■ Task to carry out: Arrange the listing lines from the one containing "section-subtitle: Watertown Dam" down through the one containing "roads xyxy=(177,317,251,409)" as a numbered list, leaving out any blank lines.
--- begin Provided data ---
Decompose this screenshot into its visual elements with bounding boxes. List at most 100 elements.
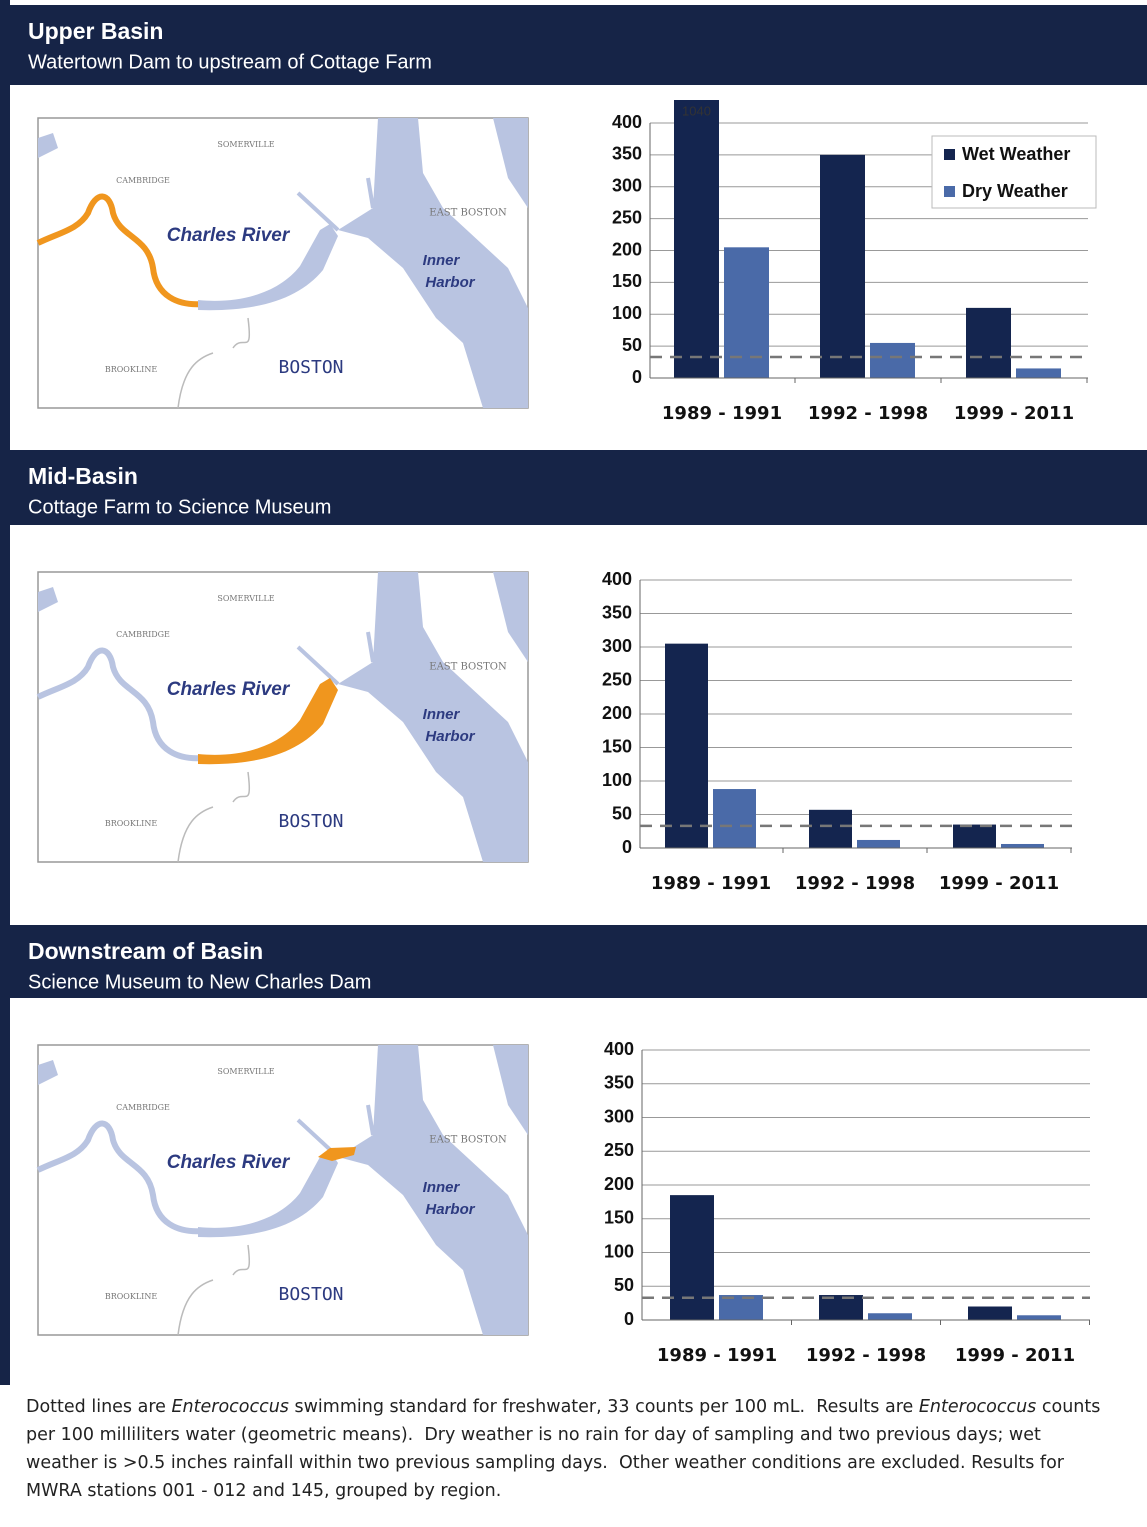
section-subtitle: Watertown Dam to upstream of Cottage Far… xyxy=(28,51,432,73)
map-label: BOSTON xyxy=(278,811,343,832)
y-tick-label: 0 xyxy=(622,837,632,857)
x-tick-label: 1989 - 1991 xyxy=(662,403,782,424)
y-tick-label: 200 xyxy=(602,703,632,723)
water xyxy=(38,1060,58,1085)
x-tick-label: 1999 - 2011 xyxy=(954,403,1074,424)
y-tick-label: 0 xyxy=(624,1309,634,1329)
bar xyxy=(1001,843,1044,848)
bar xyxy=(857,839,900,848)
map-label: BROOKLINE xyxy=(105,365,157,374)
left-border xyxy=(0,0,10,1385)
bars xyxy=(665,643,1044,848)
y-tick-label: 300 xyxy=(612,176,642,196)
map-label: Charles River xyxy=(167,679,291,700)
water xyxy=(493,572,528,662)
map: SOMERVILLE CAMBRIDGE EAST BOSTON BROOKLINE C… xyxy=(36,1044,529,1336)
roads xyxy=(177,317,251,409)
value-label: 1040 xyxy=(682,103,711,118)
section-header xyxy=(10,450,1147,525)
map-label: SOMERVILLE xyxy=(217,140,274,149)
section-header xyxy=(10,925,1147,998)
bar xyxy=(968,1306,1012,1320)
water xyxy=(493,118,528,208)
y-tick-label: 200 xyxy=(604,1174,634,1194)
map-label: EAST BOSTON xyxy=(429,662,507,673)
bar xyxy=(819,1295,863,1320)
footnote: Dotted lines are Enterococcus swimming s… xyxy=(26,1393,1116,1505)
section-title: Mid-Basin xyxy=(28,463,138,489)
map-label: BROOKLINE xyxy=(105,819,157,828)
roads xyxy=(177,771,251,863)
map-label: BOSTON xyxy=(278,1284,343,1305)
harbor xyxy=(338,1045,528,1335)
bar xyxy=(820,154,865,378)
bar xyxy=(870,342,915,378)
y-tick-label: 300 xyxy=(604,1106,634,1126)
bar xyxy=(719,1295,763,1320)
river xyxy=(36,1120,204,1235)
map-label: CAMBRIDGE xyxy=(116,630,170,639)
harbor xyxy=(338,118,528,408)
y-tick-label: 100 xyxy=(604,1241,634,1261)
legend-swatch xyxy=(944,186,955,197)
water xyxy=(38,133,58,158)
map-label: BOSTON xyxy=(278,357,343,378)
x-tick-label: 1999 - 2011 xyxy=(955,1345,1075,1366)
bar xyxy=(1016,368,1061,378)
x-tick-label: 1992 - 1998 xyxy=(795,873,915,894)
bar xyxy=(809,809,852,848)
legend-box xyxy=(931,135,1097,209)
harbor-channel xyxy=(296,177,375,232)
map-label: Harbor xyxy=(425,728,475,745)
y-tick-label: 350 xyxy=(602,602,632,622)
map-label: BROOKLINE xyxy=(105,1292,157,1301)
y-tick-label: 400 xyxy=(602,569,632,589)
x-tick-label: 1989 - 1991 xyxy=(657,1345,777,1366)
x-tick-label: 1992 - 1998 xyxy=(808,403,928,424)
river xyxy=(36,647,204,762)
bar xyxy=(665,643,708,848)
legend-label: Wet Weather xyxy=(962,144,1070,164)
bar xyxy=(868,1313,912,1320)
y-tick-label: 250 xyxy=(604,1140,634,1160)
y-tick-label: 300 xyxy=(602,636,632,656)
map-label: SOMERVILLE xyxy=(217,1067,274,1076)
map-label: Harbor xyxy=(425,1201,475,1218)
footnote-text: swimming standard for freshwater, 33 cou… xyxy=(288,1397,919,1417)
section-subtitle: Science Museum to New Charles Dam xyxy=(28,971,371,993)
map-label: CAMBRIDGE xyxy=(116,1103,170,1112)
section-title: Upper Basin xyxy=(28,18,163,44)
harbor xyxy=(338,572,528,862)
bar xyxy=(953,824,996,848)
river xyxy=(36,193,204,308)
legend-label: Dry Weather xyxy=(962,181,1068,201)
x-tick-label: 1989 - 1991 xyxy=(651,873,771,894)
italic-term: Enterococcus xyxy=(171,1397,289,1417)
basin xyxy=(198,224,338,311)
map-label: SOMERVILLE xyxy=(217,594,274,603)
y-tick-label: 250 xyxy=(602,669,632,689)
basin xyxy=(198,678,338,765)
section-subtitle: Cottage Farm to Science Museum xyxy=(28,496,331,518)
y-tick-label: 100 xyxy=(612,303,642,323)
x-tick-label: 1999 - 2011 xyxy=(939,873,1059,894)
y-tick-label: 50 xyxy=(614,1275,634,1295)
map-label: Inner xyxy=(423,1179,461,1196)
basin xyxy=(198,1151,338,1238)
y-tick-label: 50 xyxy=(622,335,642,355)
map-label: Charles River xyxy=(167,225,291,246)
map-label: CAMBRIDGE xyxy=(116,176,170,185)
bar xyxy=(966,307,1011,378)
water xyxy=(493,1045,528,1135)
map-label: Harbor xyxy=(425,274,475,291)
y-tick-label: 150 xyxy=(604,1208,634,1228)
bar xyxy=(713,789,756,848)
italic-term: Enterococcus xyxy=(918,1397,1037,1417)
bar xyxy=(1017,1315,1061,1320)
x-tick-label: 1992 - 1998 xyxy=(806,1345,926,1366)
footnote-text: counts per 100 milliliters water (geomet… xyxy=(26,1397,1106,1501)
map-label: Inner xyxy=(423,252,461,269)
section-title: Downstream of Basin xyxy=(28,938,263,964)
--- end Provided data ---
■ Reply to the task:
1. section-subtitle: Watertown Dam to upstream of Cottage Far… xyxy=(28,51,432,73)
2. map-label: BOSTON xyxy=(278,811,343,832)
3. y-tick-label: 0 xyxy=(622,837,632,857)
4. x-tick-label: 1989 - 1991 xyxy=(662,403,782,424)
5. y-tick-label: 200 xyxy=(602,703,632,723)
6. water xyxy=(38,1060,58,1085)
7. x-tick-label: 1999 - 2011 xyxy=(954,403,1074,424)
8. y-tick-label: 0 xyxy=(624,1309,634,1329)
9. bar xyxy=(1001,843,1044,848)
10. bar xyxy=(857,839,900,848)
11. map-label: BROOKLINE xyxy=(105,365,157,374)
12. left-border xyxy=(0,0,10,1385)
13. bars xyxy=(665,643,1044,848)
14. y-tick-label: 300 xyxy=(612,176,642,196)
15. map-label: Charles River xyxy=(167,679,291,700)
16. water xyxy=(493,572,528,662)
17. map: SOMERVILLE CAMBRIDGE EAST BOSTON BROOKLINE C… xyxy=(36,1044,529,1336)
18. roads xyxy=(177,317,251,409)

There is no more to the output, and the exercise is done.